SET TASK
In the entries below, find the lines with the word "детей" and copy them.

◆ ◆ ◆ ◆ ◆

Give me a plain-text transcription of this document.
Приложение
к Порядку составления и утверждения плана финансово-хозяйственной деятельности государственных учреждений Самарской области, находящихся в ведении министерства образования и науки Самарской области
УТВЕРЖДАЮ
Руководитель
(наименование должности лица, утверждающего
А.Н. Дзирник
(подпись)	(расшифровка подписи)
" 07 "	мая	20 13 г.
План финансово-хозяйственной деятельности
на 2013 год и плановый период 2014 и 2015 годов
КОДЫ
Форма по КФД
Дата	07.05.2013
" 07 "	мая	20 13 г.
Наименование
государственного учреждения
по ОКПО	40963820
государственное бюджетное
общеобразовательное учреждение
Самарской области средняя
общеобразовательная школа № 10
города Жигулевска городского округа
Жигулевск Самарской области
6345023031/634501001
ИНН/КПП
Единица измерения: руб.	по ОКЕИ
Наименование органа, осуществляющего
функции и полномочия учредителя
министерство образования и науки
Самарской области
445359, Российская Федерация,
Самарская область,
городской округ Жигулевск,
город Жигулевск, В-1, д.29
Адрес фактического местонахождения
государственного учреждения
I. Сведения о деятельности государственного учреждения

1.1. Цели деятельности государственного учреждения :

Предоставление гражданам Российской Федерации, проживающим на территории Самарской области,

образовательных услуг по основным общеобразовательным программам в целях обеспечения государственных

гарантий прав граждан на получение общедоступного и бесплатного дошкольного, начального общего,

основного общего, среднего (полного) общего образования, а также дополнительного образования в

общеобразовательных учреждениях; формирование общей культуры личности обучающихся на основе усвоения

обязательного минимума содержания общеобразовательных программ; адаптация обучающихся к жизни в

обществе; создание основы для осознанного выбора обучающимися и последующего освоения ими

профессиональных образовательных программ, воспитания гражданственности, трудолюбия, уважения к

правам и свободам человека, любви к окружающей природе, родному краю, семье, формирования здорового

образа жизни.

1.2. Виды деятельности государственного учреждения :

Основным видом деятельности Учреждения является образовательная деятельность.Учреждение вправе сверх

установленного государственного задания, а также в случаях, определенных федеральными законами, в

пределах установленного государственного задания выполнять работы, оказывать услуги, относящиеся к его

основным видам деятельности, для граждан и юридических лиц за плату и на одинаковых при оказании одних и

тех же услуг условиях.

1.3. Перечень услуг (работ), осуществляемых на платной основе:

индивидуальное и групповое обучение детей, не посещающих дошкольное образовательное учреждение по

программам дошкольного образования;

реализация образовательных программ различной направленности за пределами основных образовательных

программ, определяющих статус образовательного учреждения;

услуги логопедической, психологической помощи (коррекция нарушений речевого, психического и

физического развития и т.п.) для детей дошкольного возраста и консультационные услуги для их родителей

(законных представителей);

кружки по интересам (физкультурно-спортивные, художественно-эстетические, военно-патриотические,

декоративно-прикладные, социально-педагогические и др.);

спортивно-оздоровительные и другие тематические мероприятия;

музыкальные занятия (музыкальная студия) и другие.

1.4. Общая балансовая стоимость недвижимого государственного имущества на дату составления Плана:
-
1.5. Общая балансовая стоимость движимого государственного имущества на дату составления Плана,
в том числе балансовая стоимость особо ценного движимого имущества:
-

◆ ◆ ◆ ◆ ◆

TASK SOLUTION
индивидуальное и групповое обучение детей, не посещающих дошкольное образовательное учреждение по
физического развития и т.п.) для детей дошкольного возраста и консультационные услуги для их родителей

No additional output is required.